* **EXERCISE DATA**:
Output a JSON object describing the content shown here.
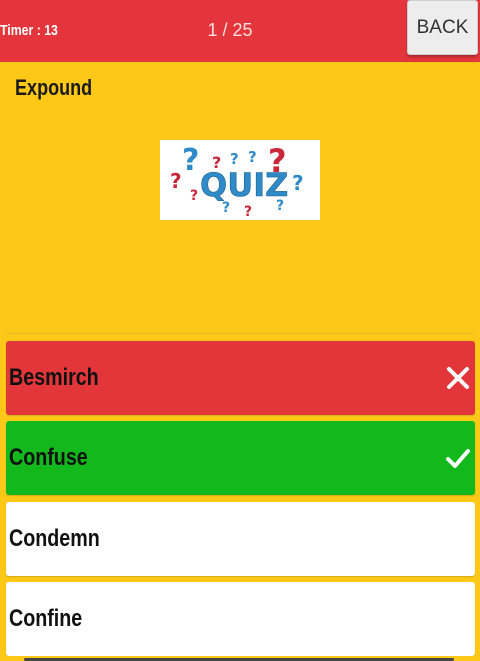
{
  "header": {
    "timer": "Timer  : 13",
    "progress": "1 / 25",
    "back_label": "BACK"
  },
  "question": {
    "word": "Expound",
    "image_text": "QUIZ"
  },
  "options": [
    {
      "label": "Besmirch",
      "state": "wrong",
      "icon": "close-icon"
    },
    {
      "label": "Confuse",
      "state": "correct",
      "icon": "check-icon"
    },
    {
      "label": "Condemn",
      "state": "neutral"
    },
    {
      "label": "Confine",
      "state": "neutral"
    }
  ],
  "colors": {
    "background": "#fdc817",
    "header": "#e3353b",
    "wrong": "#e2363b",
    "correct": "#13b81c",
    "neutral": "#ffffff"
  }
}
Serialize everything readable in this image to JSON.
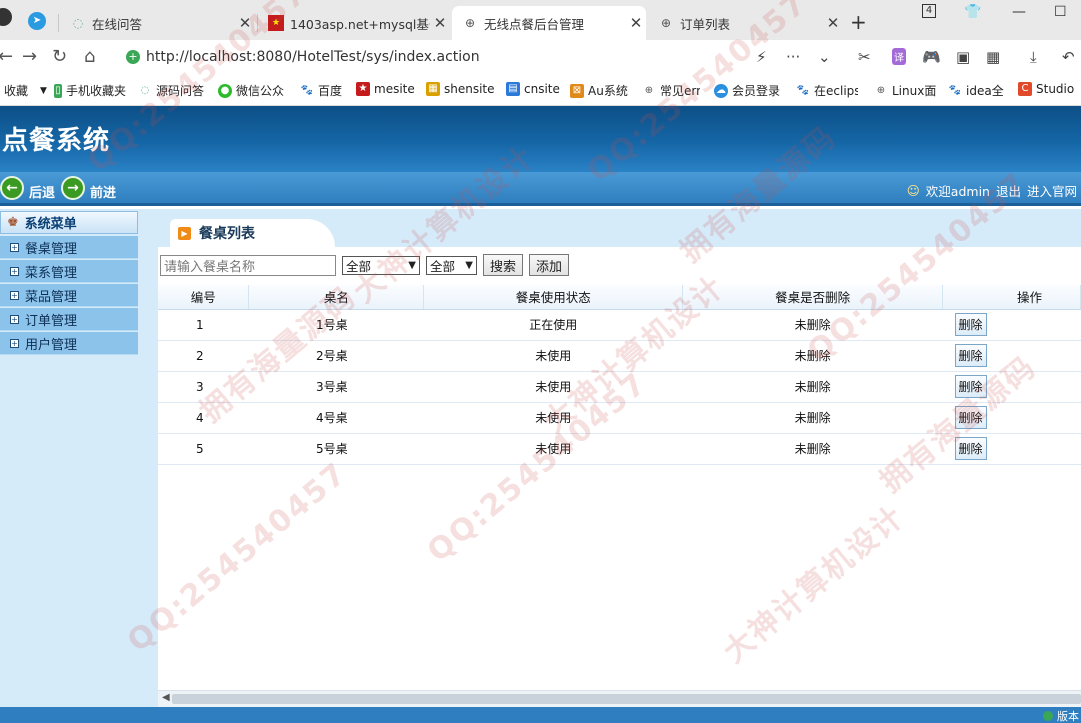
{
  "browser": {
    "tabs": [
      {
        "title": "在线问答",
        "favicon": "web-icon",
        "active": false
      },
      {
        "title": "1403asp.net+mysql基于",
        "favicon": "red-square-icon",
        "active": false
      },
      {
        "title": "无线点餐后台管理",
        "favicon": "globe-icon",
        "active": true
      },
      {
        "title": "订单列表",
        "favicon": "globe-icon",
        "active": false
      }
    ],
    "tab_badge": "4",
    "url": "http://localhost:8080/HotelTest/sys/index.action",
    "url_host": "localhost",
    "bookmarks": [
      {
        "label": "收藏",
        "icon": "caret-down-icon"
      },
      {
        "label": "手机收藏夹",
        "icon": "phone-icon"
      },
      {
        "label": "源码问答",
        "icon": "web-icon"
      },
      {
        "label": "微信公众",
        "icon": "wechat-icon"
      },
      {
        "label": "百度",
        "icon": "baidu-paw-icon"
      },
      {
        "label": "mesite",
        "icon": "red-square-icon"
      },
      {
        "label": "shensite",
        "icon": "grid-icon"
      },
      {
        "label": "cnsite",
        "icon": "doc-icon"
      },
      {
        "label": "Au系统",
        "icon": "x-box-icon"
      },
      {
        "label": "常见err",
        "icon": "globe-icon"
      },
      {
        "label": "会员登录",
        "icon": "cloud-icon"
      },
      {
        "label": "在eclips",
        "icon": "baidu-paw-icon"
      },
      {
        "label": "Linux面",
        "icon": "globe-icon"
      },
      {
        "label": "idea全",
        "icon": "baidu-paw-icon"
      },
      {
        "label": "Studio",
        "icon": "c-icon"
      }
    ]
  },
  "app": {
    "title": "点餐系统",
    "nav": {
      "back": "后退",
      "forward": "前进"
    },
    "user": {
      "welcome": "欢迎admin",
      "logout": "退出",
      "portal": "进入官网"
    }
  },
  "sidebar": {
    "header": "系统菜单",
    "items": [
      "餐桌管理",
      "菜系管理",
      "菜品管理",
      "订单管理",
      "用户管理"
    ]
  },
  "main": {
    "tab_title": "餐桌列表",
    "search_placeholder": "请输入餐桌名称",
    "filter_status": "全部",
    "filter_deleted": "全部",
    "search_button": "搜索",
    "add_button": "添加",
    "columns": [
      "编号",
      "桌名",
      "餐桌使用状态",
      "餐桌是否删除",
      "操作"
    ],
    "rows": [
      {
        "id": "1",
        "name": "1号桌",
        "status": "正在使用",
        "deleted": "未删除",
        "action": "删除"
      },
      {
        "id": "2",
        "name": "2号桌",
        "status": "未使用",
        "deleted": "未删除",
        "action": "删除"
      },
      {
        "id": "3",
        "name": "3号桌",
        "status": "未使用",
        "deleted": "未删除",
        "action": "删除"
      },
      {
        "id": "4",
        "name": "4号桌",
        "status": "未使用",
        "deleted": "未删除",
        "action": "删除"
      },
      {
        "id": "5",
        "name": "5号桌",
        "status": "未使用",
        "deleted": "未删除",
        "action": "删除"
      }
    ]
  },
  "footer": {
    "version": "版本"
  },
  "watermarks": [
    "QQ:254540457",
    "拥有海量源码",
    "大神计算机设计"
  ],
  "colors": {
    "header": "#1566a6",
    "navstrip": "#2f7fc0",
    "sidebar": "#d6ebf9",
    "sidebar_item": "#8cc3ea",
    "accent_orange": "#f08b17"
  }
}
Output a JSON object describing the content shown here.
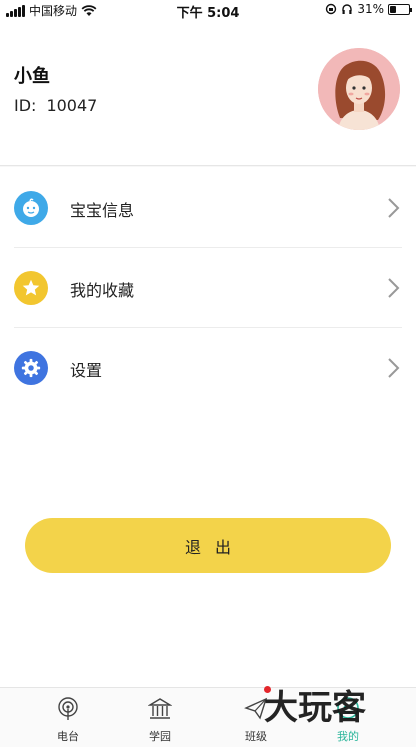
{
  "status_bar": {
    "carrier": "中国移动",
    "time": "下午 5:04",
    "battery": "31%",
    "battery_level": 0.31
  },
  "profile": {
    "username": "小鱼",
    "id_label": "ID:",
    "id_value": "10047"
  },
  "menu": {
    "items": [
      {
        "label": "宝宝信息",
        "icon": "baby-face-icon",
        "color": "#3fa9e8"
      },
      {
        "label": "我的收藏",
        "icon": "star-icon",
        "color": "#f2c62f"
      },
      {
        "label": "设置",
        "icon": "gear-icon",
        "color": "#3f74e0"
      }
    ]
  },
  "logout_label": "退出",
  "tabs": [
    {
      "label": "电台",
      "icon": "radio-icon",
      "active": false
    },
    {
      "label": "学园",
      "icon": "school-icon",
      "active": false
    },
    {
      "label": "班级",
      "icon": "paper-plane-icon",
      "active": false
    },
    {
      "label": "我的",
      "icon": "profile-icon",
      "active": true
    }
  ],
  "watermark": "大玩客",
  "colors": {
    "accent": "#f3d34a",
    "active_tab": "#2bb59a"
  }
}
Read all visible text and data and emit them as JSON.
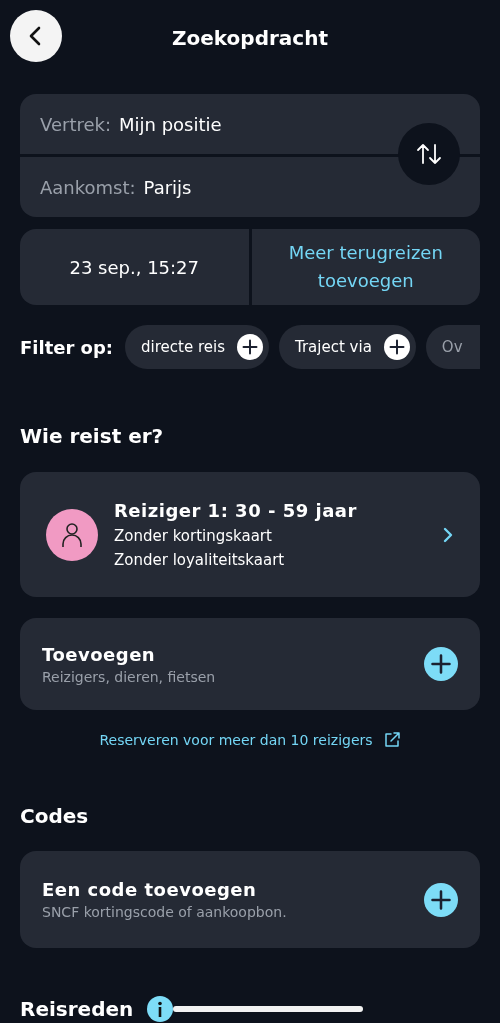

* **EXERCISE AIM**: Your task is an exact transcription of all the data, minus the pictures.

* **ANSWER IN FULL**:
Output a JSON object describing the content shown here.
{
  "header": {
    "timer": "Timer  : 13",
    "progress": "1 / 25",
    "back_label": "BACK"
  },
  "question": {
    "word": "Expound",
    "image_text": "QUIZ"
  },
  "options": [
    {
      "label": "Besmirch",
      "state": "wrong",
      "icon": "close-icon"
    },
    {
      "label": "Confuse",
      "state": "correct",
      "icon": "check-icon"
    },
    {
      "label": "Condemn",
      "state": "neutral"
    },
    {
      "label": "Confine",
      "state": "neutral"
    }
  ],
  "colors": {
    "background": "#fdc817",
    "header": "#e3353b",
    "wrong": "#e2363b",
    "correct": "#13b81c",
    "neutral": "#ffffff"
  }
}
Serialize everything readable in this image to JSON.
{
  "browser": {
    "tabs": [
      {
        "title": "在线问答",
        "favicon": "web-icon",
        "active": false
      },
      {
        "title": "1403asp.net+mysql基于",
        "favicon": "red-square-icon",
        "active": false
      },
      {
        "title": "无线点餐后台管理",
        "favicon": "globe-icon",
        "active": true
      },
      {
        "title": "订单列表",
        "favicon": "globe-icon",
        "active": false
      }
    ],
    "tab_badge": "4",
    "url": "http://localhost:8080/HotelTest/sys/index.action",
    "url_host": "localhost",
    "bookmarks": [
      {
        "label": "收藏",
        "icon": "caret-down-icon"
      },
      {
        "label": "手机收藏夹",
        "icon": "phone-icon"
      },
      {
        "label": "源码问答",
        "icon": "web-icon"
      },
      {
        "label": "微信公众",
        "icon": "wechat-icon"
      },
      {
        "label": "百度",
        "icon": "baidu-paw-icon"
      },
      {
        "label": "mesite",
        "icon": "red-square-icon"
      },
      {
        "label": "shensite",
        "icon": "grid-icon"
      },
      {
        "label": "cnsite",
        "icon": "doc-icon"
      },
      {
        "label": "Au系统",
        "icon": "x-box-icon"
      },
      {
        "label": "常见err",
        "icon": "globe-icon"
      },
      {
        "label": "会员登录",
        "icon": "cloud-icon"
      },
      {
        "label": "在eclips",
        "icon": "baidu-paw-icon"
      },
      {
        "label": "Linux面",
        "icon": "globe-icon"
      },
      {
        "label": "idea全",
        "icon": "baidu-paw-icon"
      },
      {
        "label": "Studio",
        "icon": "c-icon"
      }
    ]
  },
  "app": {
    "title": "点餐系统",
    "nav": {
      "back": "后退",
      "forward": "前进"
    },
    "user": {
      "welcome": "欢迎admin",
      "logout": "退出",
      "portal": "进入官网"
    }
  },
  "sidebar": {
    "header": "系统菜单",
    "items": [
      "餐桌管理",
      "菜系管理",
      "菜品管理",
      "订单管理",
      "用户管理"
    ]
  },
  "main": {
    "tab_title": "餐桌列表",
    "search_placeholder": "请输入餐桌名称",
    "filter_status": "全部",
    "filter_deleted": "全部",
    "search_button": "搜索",
    "add_button": "添加",
    "columns": [
      "编号",
      "桌名",
      "餐桌使用状态",
      "餐桌是否删除",
      "操作"
    ],
    "rows": [
      {
        "id": "1",
        "name": "1号桌",
        "status": "正在使用",
        "deleted": "未删除",
        "action": "删除"
      },
      {
        "id": "2",
        "name": "2号桌",
        "status": "未使用",
        "deleted": "未删除",
        "action": "删除"
      },
      {
        "id": "3",
        "name": "3号桌",
        "status": "未使用",
        "deleted": "未删除",
        "action": "删除"
      },
      {
        "id": "4",
        "name": "4号桌",
        "status": "未使用",
        "deleted": "未删除",
        "action": "删除"
      },
      {
        "id": "5",
        "name": "5号桌",
        "status": "未使用",
        "deleted": "未删除",
        "action": "删除"
      }
    ]
  },
  "footer": {
    "version": "版本"
  },
  "watermarks": [
    "QQ:254540457",
    "拥有海量源码",
    "大神计算机设计"
  ],
  "colors": {
    "header": "#1566a6",
    "navstrip": "#2f7fc0",
    "sidebar": "#d6ebf9",
    "sidebar_item": "#8cc3ea",
    "accent_orange": "#f08b17"
  }
}
Output a JSON object describing the content shown here.
{
  "status_bar": {
    "carrier": "中国移动",
    "time": "下午 5:04",
    "battery": "31%",
    "battery_level": 0.31
  },
  "profile": {
    "username": "小鱼",
    "id_label": "ID:",
    "id_value": "10047"
  },
  "menu": {
    "items": [
      {
        "label": "宝宝信息",
        "icon": "baby-face-icon",
        "color": "#3fa9e8"
      },
      {
        "label": "我的收藏",
        "icon": "star-icon",
        "color": "#f2c62f"
      },
      {
        "label": "设置",
        "icon": "gear-icon",
        "color": "#3f74e0"
      }
    ]
  },
  "logout_label": "退出",
  "tabs": [
    {
      "label": "电台",
      "icon": "radio-icon",
      "active": false
    },
    {
      "label": "学园",
      "icon": "school-icon",
      "active": false
    },
    {
      "label": "班级",
      "icon": "paper-plane-icon",
      "active": false
    },
    {
      "label": "我的",
      "icon": "profile-icon",
      "active": true
    }
  ],
  "watermark": "大玩客",
  "colors": {
    "accent": "#f3d34a",
    "active_tab": "#2bb59a"
  }
}
Read all visible text and data and emit them as JSON.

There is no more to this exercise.